» **Work to do**
In the entries below, count every line containing "heading". Return the number and nothing else.

[Stored dataset items]
········

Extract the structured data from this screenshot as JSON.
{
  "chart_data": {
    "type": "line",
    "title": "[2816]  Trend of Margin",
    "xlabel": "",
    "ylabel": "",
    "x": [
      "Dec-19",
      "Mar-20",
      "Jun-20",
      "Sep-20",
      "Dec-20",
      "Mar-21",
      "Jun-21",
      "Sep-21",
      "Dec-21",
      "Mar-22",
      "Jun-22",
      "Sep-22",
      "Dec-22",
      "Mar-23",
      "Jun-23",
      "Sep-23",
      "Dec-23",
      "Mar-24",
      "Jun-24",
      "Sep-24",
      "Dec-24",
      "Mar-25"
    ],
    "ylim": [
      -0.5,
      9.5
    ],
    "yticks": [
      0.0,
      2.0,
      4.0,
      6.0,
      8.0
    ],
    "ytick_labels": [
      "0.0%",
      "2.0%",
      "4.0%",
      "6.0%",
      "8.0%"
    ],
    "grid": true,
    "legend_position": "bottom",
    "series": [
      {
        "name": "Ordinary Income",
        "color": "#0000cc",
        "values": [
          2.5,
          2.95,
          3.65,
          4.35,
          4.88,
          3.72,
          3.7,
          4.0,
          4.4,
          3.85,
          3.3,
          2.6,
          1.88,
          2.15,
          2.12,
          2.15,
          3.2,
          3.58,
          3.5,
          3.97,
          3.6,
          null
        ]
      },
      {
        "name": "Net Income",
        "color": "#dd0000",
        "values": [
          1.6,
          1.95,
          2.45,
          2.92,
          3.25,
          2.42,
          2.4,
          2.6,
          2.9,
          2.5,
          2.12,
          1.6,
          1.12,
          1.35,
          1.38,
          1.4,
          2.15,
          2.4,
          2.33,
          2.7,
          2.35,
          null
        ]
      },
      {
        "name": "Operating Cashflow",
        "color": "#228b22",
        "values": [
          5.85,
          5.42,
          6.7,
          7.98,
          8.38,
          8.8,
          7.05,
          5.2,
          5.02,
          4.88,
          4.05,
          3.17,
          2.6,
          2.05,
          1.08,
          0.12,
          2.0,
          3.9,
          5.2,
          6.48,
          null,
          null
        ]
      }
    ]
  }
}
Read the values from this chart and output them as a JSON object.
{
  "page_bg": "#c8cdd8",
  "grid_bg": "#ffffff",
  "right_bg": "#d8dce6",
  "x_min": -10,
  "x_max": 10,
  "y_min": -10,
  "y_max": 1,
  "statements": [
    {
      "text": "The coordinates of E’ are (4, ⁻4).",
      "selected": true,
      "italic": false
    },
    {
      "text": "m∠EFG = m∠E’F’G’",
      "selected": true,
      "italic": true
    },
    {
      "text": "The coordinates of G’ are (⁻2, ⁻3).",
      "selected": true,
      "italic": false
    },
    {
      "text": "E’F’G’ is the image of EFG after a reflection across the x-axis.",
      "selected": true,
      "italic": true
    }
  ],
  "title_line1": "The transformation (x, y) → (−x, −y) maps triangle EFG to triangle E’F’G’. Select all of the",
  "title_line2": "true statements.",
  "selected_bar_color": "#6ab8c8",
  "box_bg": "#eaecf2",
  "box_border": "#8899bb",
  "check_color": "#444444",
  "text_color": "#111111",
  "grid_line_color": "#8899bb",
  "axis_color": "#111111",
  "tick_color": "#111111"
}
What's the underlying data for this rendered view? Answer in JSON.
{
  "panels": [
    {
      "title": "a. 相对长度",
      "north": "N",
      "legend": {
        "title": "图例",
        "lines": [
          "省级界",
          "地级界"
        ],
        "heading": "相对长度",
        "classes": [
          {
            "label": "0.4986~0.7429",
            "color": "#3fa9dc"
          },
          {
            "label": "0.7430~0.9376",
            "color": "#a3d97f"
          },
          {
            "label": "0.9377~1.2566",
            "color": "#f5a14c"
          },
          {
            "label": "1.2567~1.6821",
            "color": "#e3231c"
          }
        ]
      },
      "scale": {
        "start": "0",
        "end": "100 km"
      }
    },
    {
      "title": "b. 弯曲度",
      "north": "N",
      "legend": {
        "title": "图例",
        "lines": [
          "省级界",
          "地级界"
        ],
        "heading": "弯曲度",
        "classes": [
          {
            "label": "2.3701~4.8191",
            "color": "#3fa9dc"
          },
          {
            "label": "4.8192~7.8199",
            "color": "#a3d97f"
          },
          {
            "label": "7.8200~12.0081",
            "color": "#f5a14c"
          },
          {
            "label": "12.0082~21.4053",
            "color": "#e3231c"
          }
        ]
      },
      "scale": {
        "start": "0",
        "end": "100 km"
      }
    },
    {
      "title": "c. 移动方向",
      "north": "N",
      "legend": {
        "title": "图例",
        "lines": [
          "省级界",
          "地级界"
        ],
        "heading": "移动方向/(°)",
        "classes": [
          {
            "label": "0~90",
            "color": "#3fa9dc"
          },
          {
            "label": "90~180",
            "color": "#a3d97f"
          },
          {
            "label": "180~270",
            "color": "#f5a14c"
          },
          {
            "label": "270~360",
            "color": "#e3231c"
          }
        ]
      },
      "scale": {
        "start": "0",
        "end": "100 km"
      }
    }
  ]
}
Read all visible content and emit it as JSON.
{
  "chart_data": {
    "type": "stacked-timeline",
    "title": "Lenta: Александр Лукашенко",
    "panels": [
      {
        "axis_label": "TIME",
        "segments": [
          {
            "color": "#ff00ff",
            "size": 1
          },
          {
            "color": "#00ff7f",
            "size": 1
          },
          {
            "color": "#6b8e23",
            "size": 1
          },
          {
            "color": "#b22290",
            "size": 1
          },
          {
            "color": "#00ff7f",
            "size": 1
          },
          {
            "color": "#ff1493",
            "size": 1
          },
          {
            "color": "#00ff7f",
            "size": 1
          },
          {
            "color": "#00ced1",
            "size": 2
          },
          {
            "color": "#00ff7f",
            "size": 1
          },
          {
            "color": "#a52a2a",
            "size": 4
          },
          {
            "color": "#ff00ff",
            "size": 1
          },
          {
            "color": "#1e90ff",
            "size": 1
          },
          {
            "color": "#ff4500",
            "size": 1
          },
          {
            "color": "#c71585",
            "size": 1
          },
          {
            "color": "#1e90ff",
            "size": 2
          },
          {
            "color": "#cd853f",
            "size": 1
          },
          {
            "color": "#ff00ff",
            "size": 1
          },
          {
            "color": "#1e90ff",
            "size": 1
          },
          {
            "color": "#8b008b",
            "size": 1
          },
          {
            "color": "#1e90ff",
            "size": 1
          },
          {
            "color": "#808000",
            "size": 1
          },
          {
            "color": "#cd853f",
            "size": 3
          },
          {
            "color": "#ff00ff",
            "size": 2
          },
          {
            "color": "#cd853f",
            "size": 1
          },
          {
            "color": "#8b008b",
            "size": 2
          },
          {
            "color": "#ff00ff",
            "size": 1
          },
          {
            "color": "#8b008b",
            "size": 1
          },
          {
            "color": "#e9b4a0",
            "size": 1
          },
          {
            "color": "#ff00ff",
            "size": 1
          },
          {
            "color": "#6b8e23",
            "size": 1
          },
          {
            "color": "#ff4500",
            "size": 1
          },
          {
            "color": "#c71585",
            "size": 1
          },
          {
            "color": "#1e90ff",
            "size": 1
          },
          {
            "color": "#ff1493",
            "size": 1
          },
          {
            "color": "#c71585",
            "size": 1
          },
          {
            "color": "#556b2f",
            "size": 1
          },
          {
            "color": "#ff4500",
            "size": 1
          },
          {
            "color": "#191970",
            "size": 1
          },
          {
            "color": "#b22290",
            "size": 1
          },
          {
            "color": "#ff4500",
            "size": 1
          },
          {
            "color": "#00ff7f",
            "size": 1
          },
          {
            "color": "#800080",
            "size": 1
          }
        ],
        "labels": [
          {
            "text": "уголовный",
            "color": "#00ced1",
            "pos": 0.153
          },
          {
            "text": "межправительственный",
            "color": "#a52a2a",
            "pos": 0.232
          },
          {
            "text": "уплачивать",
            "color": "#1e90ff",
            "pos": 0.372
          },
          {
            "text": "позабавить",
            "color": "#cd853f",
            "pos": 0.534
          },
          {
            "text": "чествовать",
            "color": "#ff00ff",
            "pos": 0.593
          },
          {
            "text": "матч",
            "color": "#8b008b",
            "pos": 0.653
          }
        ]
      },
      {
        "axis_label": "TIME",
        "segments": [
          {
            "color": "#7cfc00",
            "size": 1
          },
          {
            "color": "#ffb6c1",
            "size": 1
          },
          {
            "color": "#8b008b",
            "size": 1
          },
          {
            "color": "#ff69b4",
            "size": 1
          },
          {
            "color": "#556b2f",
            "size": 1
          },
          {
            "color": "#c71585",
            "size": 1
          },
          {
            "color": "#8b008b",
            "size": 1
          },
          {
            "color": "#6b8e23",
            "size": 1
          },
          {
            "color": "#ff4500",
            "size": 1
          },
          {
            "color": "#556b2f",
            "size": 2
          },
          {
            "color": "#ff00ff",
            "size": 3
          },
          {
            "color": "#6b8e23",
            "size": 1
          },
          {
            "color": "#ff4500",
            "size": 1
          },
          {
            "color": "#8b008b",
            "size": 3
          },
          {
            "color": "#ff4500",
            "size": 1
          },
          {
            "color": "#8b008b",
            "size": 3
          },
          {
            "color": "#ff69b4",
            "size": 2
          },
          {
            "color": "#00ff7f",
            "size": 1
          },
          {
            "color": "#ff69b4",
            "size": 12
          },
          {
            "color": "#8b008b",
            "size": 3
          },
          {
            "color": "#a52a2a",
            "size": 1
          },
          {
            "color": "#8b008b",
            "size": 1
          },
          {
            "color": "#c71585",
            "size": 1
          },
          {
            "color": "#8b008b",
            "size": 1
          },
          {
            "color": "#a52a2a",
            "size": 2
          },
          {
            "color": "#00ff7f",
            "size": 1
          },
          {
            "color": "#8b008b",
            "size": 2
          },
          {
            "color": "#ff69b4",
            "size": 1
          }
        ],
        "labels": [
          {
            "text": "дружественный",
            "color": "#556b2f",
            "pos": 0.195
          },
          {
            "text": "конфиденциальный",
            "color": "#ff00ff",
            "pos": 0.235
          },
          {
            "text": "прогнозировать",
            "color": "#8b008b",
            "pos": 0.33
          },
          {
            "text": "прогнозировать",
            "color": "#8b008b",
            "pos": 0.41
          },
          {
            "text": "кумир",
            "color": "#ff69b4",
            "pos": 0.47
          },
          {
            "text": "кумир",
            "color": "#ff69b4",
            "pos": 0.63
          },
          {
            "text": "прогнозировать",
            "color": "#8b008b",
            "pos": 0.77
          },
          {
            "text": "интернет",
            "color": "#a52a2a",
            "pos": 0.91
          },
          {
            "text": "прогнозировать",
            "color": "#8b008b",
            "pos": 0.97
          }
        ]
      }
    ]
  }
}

········

» **Solution**
3